[The task] Output the data exactly, with every line intact.

[Data excerpts]
______
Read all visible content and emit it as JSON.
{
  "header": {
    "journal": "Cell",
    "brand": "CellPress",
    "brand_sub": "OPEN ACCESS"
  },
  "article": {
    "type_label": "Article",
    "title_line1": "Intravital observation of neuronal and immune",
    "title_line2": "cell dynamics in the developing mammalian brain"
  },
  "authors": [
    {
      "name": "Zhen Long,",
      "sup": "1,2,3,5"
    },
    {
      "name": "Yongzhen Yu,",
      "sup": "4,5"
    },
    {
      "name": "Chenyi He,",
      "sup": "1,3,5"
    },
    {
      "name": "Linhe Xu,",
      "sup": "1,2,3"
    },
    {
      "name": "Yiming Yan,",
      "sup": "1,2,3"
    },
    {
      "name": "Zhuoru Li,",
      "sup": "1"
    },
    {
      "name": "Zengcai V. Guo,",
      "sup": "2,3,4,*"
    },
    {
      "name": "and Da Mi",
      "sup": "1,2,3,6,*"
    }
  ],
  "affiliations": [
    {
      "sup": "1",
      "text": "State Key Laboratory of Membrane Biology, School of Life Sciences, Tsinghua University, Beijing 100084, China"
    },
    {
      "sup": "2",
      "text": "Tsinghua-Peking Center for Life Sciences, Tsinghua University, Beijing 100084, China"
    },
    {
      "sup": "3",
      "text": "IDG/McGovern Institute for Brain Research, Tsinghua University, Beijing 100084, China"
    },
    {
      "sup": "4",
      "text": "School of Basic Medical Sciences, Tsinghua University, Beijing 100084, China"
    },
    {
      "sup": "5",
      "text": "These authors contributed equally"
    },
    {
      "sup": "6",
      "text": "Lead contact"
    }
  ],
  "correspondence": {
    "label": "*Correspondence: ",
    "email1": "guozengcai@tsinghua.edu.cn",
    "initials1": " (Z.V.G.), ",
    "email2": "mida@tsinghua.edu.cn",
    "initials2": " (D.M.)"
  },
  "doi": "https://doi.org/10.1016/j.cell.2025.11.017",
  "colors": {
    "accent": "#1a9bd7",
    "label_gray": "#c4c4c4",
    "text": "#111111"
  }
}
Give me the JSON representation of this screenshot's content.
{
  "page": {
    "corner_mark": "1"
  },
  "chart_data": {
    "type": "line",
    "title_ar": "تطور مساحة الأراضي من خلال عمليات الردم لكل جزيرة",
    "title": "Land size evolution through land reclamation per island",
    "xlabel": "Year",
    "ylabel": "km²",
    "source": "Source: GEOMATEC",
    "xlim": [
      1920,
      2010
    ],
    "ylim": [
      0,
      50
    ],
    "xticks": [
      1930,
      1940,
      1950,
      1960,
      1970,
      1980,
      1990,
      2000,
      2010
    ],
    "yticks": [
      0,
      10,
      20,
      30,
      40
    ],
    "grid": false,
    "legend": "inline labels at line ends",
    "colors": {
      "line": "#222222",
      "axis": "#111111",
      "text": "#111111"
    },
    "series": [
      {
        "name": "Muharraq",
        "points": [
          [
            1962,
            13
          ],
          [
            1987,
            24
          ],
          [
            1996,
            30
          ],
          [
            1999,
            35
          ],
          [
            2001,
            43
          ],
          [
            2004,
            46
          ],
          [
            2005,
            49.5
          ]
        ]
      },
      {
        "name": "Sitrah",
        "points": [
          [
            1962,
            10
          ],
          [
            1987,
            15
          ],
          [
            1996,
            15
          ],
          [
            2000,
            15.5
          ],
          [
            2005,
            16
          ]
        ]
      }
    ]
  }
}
______
[Exercise response]
Read all visible content and emit it as JSON.
{
  "header": {
    "journal": "Cell",
    "brand": "CellPress",
    "brand_sub": "OPEN ACCESS"
  },
  "article": {
    "type_label": "Article",
    "title_line1": "Intravital observation of neuronal and immune",
    "title_line2": "cell dynamics in the developing mammalian brain"
  },
  "authors": [
    {
      "name": "Zhen Long,",
      "sup": "1,2,3,5"
    },
    {
      "name": "Yongzhen Yu,",
      "sup": "4,5"
    },
    {
      "name": "Chenyi He,",
      "sup": "1,3,5"
    },
    {
      "name": "Linhe Xu,",
      "sup": "1,2,3"
    },
    {
      "name": "Yiming Yan,",
      "sup": "1,2,3"
    },
    {
      "name": "Zhuoru Li,",
      "sup": "1"
    },
    {
      "name": "Zengcai V. Guo,",
      "sup": "2,3,4,*"
    },
    {
      "name": "and Da Mi",
      "sup": "1,2,3,6,*"
    }
  ],
  "affiliations": [
    {
      "sup": "1",
      "text": "State Key Laboratory of Membrane Biology, School of Life Sciences, Tsinghua University, Beijing 100084, China"
    },
    {
      "sup": "2",
      "text": "Tsinghua-Peking Center for Life Sciences, Tsinghua University, Beijing 100084, China"
    },
    {
      "sup": "3",
      "text": "IDG/McGovern Institute for Brain Research, Tsinghua University, Beijing 100084, China"
    },
    {
      "sup": "4",
      "text": "School of Basic Medical Sciences, Tsinghua University, Beijing 100084, China"
    },
    {
      "sup": "5",
      "text": "These authors contributed equally"
    },
    {
      "sup": "6",
      "text": "Lead contact"
    }
  ],
  "correspondence": {
    "label": "*Correspondence: ",
    "email1": "guozengcai@tsinghua.edu.cn",
    "initials1": " (Z.V.G.), ",
    "email2": "mida@tsinghua.edu.cn",
    "initials2": " (D.M.)"
  },
  "doi": "https://doi.org/10.1016/j.cell.2025.11.017",
  "colors": {
    "accent": "#1a9bd7",
    "label_gray": "#c4c4c4",
    "text": "#111111"
  }
}
Give me the JSON representation of this screenshot's content.
{
  "page": {
    "corner_mark": "1"
  },
  "chart_data": {
    "type": "line",
    "title_ar": "تطور مساحة الأراضي من خلال عمليات الردم لكل جزيرة",
    "title": "Land size evolution through land reclamation per island",
    "xlabel": "Year",
    "ylabel": "km²",
    "source": "Source: GEOMATEC",
    "xlim": [
      1920,
      2010
    ],
    "ylim": [
      0,
      50
    ],
    "xticks": [
      1930,
      1940,
      1950,
      1960,
      1970,
      1980,
      1990,
      2000,
      2010
    ],
    "yticks": [
      0,
      10,
      20,
      30,
      40
    ],
    "grid": false,
    "legend": "inline labels at line ends",
    "colors": {
      "line": "#222222",
      "axis": "#111111",
      "text": "#111111"
    },
    "series": [
      {
        "name": "Muharraq",
        "points": [
          [
            1962,
            13
          ],
          [
            1987,
            24
          ],
          [
            1996,
            30
          ],
          [
            1999,
            35
          ],
          [
            2001,
            43
          ],
          [
            2004,
            46
          ],
          [
            2005,
            49.5
          ]
        ]
      },
      {
        "name": "Sitrah",
        "points": [
          [
            1962,
            10
          ],
          [
            1987,
            15
          ],
          [
            1996,
            15
          ],
          [
            2000,
            15.5
          ],
          [
            2005,
            16
          ]
        ]
      }
    ]
  }
}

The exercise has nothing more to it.